What this task involves:
Put every line of the entries below into a JSON list of strings, one string per line, skipping blank lines. Leave the pictures out.

A run of entries:
======
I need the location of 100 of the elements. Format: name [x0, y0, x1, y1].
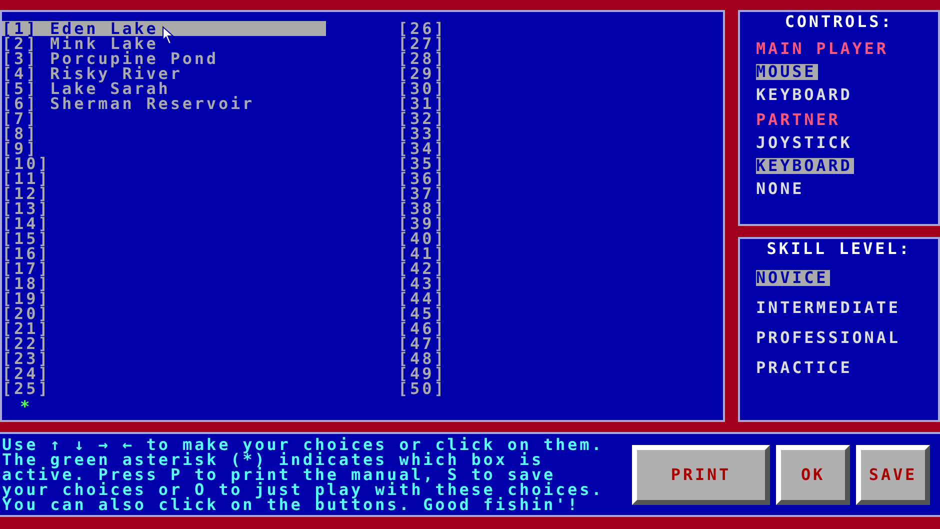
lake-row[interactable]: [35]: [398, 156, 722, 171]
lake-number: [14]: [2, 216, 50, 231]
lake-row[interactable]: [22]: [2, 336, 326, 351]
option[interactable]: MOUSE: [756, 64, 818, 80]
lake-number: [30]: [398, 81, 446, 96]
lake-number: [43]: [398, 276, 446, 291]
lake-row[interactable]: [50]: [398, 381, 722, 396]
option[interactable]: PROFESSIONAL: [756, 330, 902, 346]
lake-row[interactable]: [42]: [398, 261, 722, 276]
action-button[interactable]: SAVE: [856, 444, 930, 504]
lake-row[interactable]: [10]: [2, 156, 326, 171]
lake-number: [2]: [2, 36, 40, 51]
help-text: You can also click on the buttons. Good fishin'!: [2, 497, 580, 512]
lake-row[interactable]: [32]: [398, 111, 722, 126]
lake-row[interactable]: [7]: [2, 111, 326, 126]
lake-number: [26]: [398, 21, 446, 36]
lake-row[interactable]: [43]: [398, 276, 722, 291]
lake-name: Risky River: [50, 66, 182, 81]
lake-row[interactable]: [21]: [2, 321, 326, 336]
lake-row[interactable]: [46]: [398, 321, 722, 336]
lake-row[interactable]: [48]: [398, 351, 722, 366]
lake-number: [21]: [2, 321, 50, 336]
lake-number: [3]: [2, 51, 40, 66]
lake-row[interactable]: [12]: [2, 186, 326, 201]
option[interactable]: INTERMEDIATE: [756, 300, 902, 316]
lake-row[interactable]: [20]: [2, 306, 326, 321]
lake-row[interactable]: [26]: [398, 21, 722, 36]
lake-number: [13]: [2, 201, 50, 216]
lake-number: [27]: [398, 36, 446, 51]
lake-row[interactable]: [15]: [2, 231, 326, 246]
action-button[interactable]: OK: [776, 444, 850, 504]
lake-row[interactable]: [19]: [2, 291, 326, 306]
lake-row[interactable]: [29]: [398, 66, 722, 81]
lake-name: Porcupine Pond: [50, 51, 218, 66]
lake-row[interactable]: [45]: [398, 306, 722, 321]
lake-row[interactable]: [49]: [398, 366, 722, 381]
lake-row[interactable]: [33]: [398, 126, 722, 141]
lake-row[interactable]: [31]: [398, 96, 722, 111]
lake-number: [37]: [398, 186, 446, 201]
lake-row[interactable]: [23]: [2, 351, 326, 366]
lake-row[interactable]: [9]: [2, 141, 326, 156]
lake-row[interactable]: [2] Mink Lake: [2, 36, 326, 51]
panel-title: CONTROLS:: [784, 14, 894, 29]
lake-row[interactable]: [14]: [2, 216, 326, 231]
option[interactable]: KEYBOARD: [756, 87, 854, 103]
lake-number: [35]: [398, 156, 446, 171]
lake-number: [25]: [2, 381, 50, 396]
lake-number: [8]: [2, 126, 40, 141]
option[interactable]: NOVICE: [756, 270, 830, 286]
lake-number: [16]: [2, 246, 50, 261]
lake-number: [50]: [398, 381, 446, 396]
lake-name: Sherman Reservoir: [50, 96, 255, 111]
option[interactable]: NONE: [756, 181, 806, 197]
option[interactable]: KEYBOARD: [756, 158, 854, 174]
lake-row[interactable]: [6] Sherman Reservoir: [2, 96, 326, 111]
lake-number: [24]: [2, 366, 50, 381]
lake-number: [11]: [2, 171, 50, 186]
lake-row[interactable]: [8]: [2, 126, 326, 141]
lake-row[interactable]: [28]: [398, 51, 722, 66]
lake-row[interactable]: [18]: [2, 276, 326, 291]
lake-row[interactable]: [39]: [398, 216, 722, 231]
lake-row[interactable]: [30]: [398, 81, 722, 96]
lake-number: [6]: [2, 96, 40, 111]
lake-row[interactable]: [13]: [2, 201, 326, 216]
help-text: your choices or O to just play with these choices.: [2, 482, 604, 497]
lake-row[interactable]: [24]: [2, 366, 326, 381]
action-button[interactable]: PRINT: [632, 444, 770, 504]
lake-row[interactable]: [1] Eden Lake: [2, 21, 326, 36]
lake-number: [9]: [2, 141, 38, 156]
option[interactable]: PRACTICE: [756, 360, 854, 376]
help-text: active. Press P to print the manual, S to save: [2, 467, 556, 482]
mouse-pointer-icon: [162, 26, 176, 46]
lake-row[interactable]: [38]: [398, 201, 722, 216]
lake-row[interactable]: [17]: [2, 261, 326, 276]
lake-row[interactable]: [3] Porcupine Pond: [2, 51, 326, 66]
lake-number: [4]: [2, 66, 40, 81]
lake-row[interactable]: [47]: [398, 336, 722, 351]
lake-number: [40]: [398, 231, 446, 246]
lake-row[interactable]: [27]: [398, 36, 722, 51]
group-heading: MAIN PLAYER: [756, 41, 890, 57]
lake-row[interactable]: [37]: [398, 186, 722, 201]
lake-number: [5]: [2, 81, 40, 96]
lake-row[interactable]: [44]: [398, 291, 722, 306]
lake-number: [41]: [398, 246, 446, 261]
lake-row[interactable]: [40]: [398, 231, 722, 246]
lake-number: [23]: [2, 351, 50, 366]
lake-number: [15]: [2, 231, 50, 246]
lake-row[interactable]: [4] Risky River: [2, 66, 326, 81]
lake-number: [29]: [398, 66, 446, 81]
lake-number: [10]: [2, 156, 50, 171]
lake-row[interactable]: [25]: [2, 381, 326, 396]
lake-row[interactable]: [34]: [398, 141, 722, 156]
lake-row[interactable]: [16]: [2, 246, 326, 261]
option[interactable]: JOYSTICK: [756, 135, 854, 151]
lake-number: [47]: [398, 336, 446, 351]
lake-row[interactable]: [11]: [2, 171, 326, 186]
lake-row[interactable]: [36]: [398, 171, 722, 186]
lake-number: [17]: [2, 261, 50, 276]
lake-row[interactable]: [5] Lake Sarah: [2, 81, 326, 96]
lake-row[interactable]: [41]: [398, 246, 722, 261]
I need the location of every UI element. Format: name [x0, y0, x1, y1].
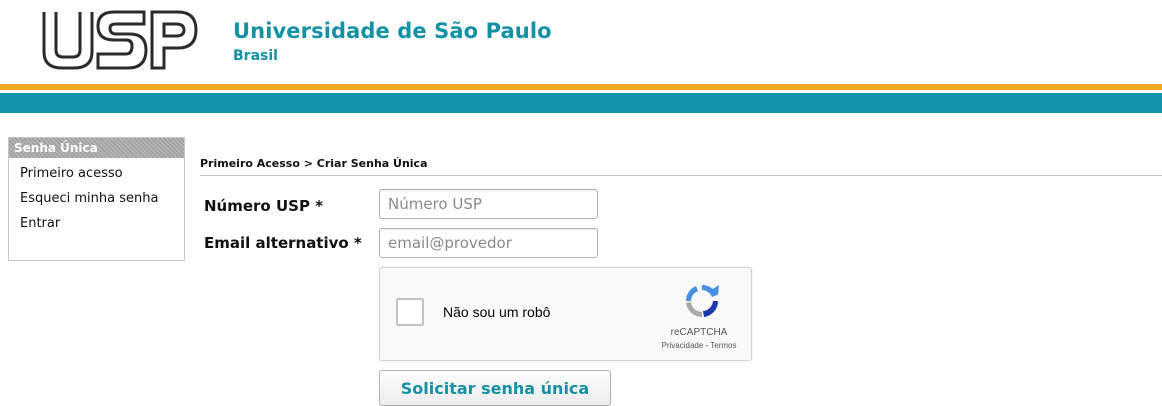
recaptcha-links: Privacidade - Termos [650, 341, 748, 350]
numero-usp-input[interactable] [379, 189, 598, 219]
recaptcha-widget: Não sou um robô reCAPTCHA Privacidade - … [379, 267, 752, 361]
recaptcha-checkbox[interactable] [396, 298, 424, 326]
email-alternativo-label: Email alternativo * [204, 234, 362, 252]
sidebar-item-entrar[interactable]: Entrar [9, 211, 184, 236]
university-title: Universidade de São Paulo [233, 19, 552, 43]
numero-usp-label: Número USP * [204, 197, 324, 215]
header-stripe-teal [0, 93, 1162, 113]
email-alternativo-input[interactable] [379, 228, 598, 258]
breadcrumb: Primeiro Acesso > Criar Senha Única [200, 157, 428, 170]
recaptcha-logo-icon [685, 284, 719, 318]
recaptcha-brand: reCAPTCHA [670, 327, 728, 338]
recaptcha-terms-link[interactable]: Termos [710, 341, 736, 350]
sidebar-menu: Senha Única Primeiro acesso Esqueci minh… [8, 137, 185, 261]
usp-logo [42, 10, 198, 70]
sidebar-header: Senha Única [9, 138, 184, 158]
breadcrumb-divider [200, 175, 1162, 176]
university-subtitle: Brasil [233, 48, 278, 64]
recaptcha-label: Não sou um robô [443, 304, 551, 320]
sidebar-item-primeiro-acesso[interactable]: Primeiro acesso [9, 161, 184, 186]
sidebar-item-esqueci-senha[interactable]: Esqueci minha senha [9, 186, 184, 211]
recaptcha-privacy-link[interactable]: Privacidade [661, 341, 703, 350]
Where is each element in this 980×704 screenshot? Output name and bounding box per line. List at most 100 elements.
======
Answer to this exercise:
[
  "I need the location of 100 of the elements. Format: name [x0, y0, x1, y1].",
  "lake-row[interactable]: [35]: [398, 156, 722, 171]",
  "lake-number: [14]: [2, 216, 50, 231]",
  "lake-row[interactable]: [22]: [2, 336, 326, 351]",
  "option[interactable]: MOUSE: [756, 64, 818, 80]",
  "lake-number: [30]: [398, 81, 446, 96]",
  "lake-number: [43]: [398, 276, 446, 291]",
  "lake-row[interactable]: [50]: [398, 381, 722, 396]",
  "option[interactable]: PROFESSIONAL: [756, 330, 902, 346]",
  "lake-row[interactable]: [42]: [398, 261, 722, 276]",
  "action-button[interactable]: SAVE: [856, 444, 930, 504]",
  "lake-row[interactable]: [10]: [2, 156, 326, 171]",
  "lake-number: [2]: [2, 36, 40, 51]",
  "help-text: You can also click on the buttons. Good fishin'!: [2, 497, 580, 512]",
  "lake-row[interactable]: [32]: [398, 111, 722, 126]",
  "lake-row[interactable]: [7]: [2, 111, 326, 126]",
  "lake-number: [26]: [398, 21, 446, 36]",
  "lake-row[interactable]: [43]: [398, 276, 722, 291]",
  "lake-name: Risky River: [50, 66, 182, 81]",
  "lake-row[interactable]: [21]: [2, 321, 326, 336]",
  "lake-row[interactable]: [46]: [398, 321, 722, 336]",
  "lake-row[interactable]: [48]: [398, 351, 722, 366]",
  "lake-number: [21]: [2, 321, 50, 336]",
  "lake-number: [3]: [2, 51, 40, 66]",
  "lake-row[interactable]: [12]: [2, 186, 326, 201]",
  "option[interactable]: INTERMEDIATE: [756, 300, 902, 316]",
  "lake-row[interactable]: [20]: [2, 306, 326, 321]",
  "lake-row[interactable]: [26]: [398, 21, 722, 36]",
  "lake-number: [13]: [2, 201, 50, 216]",
  "lake-number: [27]: [398, 36, 446, 51]",
  "lake-row[interactable]: [15]: [2, 231, 326, 246]",
  "action-button[interactable]: OK: [776, 444, 850, 504]",
  "lake-row[interactable]: [19]: [2, 291, 326, 306]",
  "lake-row[interactable]: [29]: [398, 66, 722, 81]",
  "lake-name: Porcupine Pond: [50, 51, 218, 66]",
  "lake-row[interactable]: [45]: [398, 306, 722, 321]",
  "lake-row[interactable]: [49]: [398, 366, 722, 381]",
  "lake-row[interactable]: [33]: [398, 126, 722, 141]",
  "lake-row[interactable]: [31]: [398, 96, 722, 111]",
  "lake-number: [37]: [398, 186, 446, 201]",
  "lake-row[interactable]: [23]: [2, 351, 326, 366]",
  "lake-row[interactable]: [9]: [2, 141, 326, 156]",
  "lake-row[interactable]: [2] Mink Lake: [2, 36, 326, 51]",
  "panel-title: CONTROLS:: [784, 14, 894, 29]",
  "lake-row[interactable]: [14]: [2, 216, 326, 231]",
  "option[interactable]: KEYBOARD: [756, 87, 854, 103]",
  "lake-number: [35]: [398, 156, 446, 171]",
  "lake-number: [25]: [2, 381, 50, 396]",
  "lake-number: [8]: [2, 126, 40, 141]",
  "option[interactable]: NOVICE: [756, 270, 830, 286]",
  "lake-number: [16]: [2, 246, 50, 261]",
  "lake-number: [50]: [398, 381, 446, 396]",
  "lake-name: Sherman Reservoir: [50, 96, 255, 111]",
  "option[interactable]: NONE: [756, 181, 806, 197]",
  "option[interactable]: KEYBOARD: [756, 158, 854, 174]",
  "lake-row[interactable]: [6] Sherman Reservoir: [2, 96, 326, 111]",
  "lake-number: [24]: [2, 366, 50, 381]",
  "lake-number: [11]: [2, 171, 50, 186]",
  "lake-row[interactable]: [8]: [2, 126, 326, 141]",
  "lake-row[interactable]: [28]: [398, 51, 722, 66]",
  "lake-row[interactable]: [18]: [2, 276, 326, 291]",
  "lake-row[interactable]: [39]: [398, 216, 722, 231]",
  "lake-row[interactable]: [30]: [398, 81, 722, 96]",
  "lake-number: [6]: [2, 96, 40, 111]",
  "lake-row[interactable]: [13]: [2, 201, 326, 216]",
  "help-text: your choices or O to just play with these choices.: [2, 482, 604, 497]",
  "lake-row[interactable]: [24]: [2, 366, 326, 381]",
  "action-button[interactable]: PRINT: [632, 444, 770, 504]",
  "lake-row[interactable]: [1] Eden Lake: [2, 21, 326, 36]",
  "lake-number: [9]: [2, 141, 38, 156]",
  "option[interactable]: PRACTICE: [756, 360, 854, 376]",
  "help-text: active. Press P to print the manual, S to save: [2, 467, 556, 482]",
  "mouse-pointer-icon: [162, 26, 176, 46]",
  "lake-row[interactable]: [38]: [398, 201, 722, 216]",
  "lake-row[interactable]: [17]: [2, 261, 326, 276]",
  "lake-row[interactable]: [3] Porcupine Pond: [2, 51, 326, 66]",
  "lake-number: [4]: [2, 66, 40, 81]",
  "lake-row[interactable]: [47]: [398, 336, 722, 351]",
  "lake-number: [40]: [398, 231, 446, 246]",
  "lake-row[interactable]: [27]: [398, 36, 722, 51]",
  "group-heading: MAIN PLAYER: [756, 41, 890, 57]",
  "lake-row[interactable]: [37]: [398, 186, 722, 201]",
  "lake-number: [5]: [2, 81, 40, 96]",
  "lake-row[interactable]: [44]: [398, 291, 722, 306]",
  "lake-number: [41]: [398, 246, 446, 261]",
  "lake-row[interactable]: [40]: [398, 231, 722, 246]",
  "lake-number: [23]: [2, 351, 50, 366]",
  "lake-number: [15]: [2, 231, 50, 246]",
  "lake-row[interactable]: [4] Risky River: [2, 66, 326, 81]",
  "lake-number: [29]: [398, 66, 446, 81]",
  "lake-number: [10]: [2, 156, 50, 171]",
  "lake-row[interactable]: [25]: [2, 381, 326, 396]",
  "lake-row[interactable]: [34]: [398, 141, 722, 156]",
  "lake-row[interactable]: [16]: [2, 246, 326, 261]",
  "option[interactable]: JOYSTICK: [756, 135, 854, 151]",
  "lake-number: [47]: [398, 336, 446, 351]",
  "lake-row[interactable]: [11]: [2, 171, 326, 186]",
  "lake-row[interactable]: [36]: [398, 171, 722, 186]",
  "lake-number: [17]: [2, 261, 50, 276]",
  "lake-row[interactable]: [5] Lake Sarah: [2, 81, 326, 96]",
  "lake-row[interactable]: [41]: [398, 246, 722, 261]",
  "I need the location of every UI element. Format: name [x0, y0, x1, y1].",
  "recaptcha-links: Privacidade - Termos [650, 341, 748, 350]",
  "numero-usp-input[interactable] [379, 189, 598, 219]",
  "recaptcha-widget: Não sou um robô reCAPTCHA Privacidade - … [379, 267, 752, 361]",
  "recaptcha-checkbox[interactable] [396, 298, 424, 326]",
  "email-alternativo-label: Email alternativo * [204, 234, 362, 252]",
  "sidebar-item-entrar[interactable]: Entrar [9, 211, 184, 236]",
  "university-title: Universidade de São Paulo [233, 19, 552, 43]",
  "numero-usp-label: Número USP * [204, 197, 324, 215]",
  "header-stripe-teal [0, 93, 1162, 113]",
  "email-alternativo-input[interactable] [379, 228, 598, 258]",
  "breadcrumb: Primeiro Acesso > Criar Senha Única [200, 157, 428, 170]",
  "recaptcha-logo-icon [685, 284, 719, 318]",
  "recaptcha-brand: reCAPTCHA [670, 327, 728, 338]",
  "recaptcha-terms-link[interactable]: Termos [710, 341, 736, 350]",
  "sidebar-menu: Senha Única Primeiro acesso Esqueci minh… [8, 137, 185, 261]",
  "usp-logo [42, 10, 198, 70]",
  "sidebar-header: Senha Única [9, 138, 184, 158]",
  "breadcrumb-divider [200, 175, 1162, 176]",
  "university-subtitle: Brasil [233, 48, 278, 64]",
  "recaptcha-label: Não sou um robô [443, 304, 551, 320]",
  "sidebar-item-primeiro-acesso[interactable]: Primeiro acesso [9, 161, 184, 186]",
  "sidebar-item-esqueci-senha[interactable]: Esqueci minha senha [9, 186, 184, 211]",
  "recaptcha-privacy-link[interactable]: Privacidade [661, 341, 703, 350]",
  "Where is each element in this 980×704 screenshot? Output name and bounding box per line. List at most 100 elements."
]